[Records that describe figures]
____

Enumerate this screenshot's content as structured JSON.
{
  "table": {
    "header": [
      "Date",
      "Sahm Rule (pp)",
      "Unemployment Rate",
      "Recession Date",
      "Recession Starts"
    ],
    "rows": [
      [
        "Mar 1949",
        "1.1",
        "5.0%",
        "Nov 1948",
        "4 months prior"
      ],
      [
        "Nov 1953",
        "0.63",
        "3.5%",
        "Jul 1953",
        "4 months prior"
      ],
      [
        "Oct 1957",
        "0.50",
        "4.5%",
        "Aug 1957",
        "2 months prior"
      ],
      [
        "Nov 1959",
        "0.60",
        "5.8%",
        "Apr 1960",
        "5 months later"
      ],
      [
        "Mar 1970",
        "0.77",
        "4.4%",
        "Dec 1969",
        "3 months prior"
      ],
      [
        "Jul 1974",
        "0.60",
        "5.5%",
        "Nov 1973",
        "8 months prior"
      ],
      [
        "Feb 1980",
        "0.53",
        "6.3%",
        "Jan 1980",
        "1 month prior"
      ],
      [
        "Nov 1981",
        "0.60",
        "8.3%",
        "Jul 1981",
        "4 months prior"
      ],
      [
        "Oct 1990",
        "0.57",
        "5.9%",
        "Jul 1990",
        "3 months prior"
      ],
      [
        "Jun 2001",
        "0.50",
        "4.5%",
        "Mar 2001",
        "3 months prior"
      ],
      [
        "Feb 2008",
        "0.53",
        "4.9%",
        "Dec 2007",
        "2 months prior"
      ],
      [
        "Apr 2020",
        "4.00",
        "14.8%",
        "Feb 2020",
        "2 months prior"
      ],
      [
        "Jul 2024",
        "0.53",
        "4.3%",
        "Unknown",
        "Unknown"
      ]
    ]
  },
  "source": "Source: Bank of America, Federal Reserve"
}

____

== WRITTEN EXERCISE ==
Set down all of the entries exactly, please.

== SOLVED PROBLEM ==
Enumerate this screenshot's content as structured JSON.
{
  "table": {
    "header": [
      "Date",
      "Sahm Rule (pp)",
      "Unemployment Rate",
      "Recession Date",
      "Recession Starts"
    ],
    "rows": [
      [
        "Mar 1949",
        "1.1",
        "5.0%",
        "Nov 1948",
        "4 months prior"
      ],
      [
        "Nov 1953",
        "0.63",
        "3.5%",
        "Jul 1953",
        "4 months prior"
      ],
      [
        "Oct 1957",
        "0.50",
        "4.5%",
        "Aug 1957",
        "2 months prior"
      ],
      [
        "Nov 1959",
        "0.60",
        "5.8%",
        "Apr 1960",
        "5 months later"
      ],
      [
        "Mar 1970",
        "0.77",
        "4.4%",
        "Dec 1969",
        "3 months prior"
      ],
      [
        "Jul 1974",
        "0.60",
        "5.5%",
        "Nov 1973",
        "8 months prior"
      ],
      [
        "Feb 1980",
        "0.53",
        "6.3%",
        "Jan 1980",
        "1 month prior"
      ],
      [
        "Nov 1981",
        "0.60",
        "8.3%",
        "Jul 1981",
        "4 months prior"
      ],
      [
        "Oct 1990",
        "0.57",
        "5.9%",
        "Jul 1990",
        "3 months prior"
      ],
      [
        "Jun 2001",
        "0.50",
        "4.5%",
        "Mar 2001",
        "3 months prior"
      ],
      [
        "Feb 2008",
        "0.53",
        "4.9%",
        "Dec 2007",
        "2 months prior"
      ],
      [
        "Apr 2020",
        "4.00",
        "14.8%",
        "Feb 2020",
        "2 months prior"
      ],
      [
        "Jul 2024",
        "0.53",
        "4.3%",
        "Unknown",
        "Unknown"
      ]
    ]
  },
  "source": "Source: Bank of America, Federal Reserve"
}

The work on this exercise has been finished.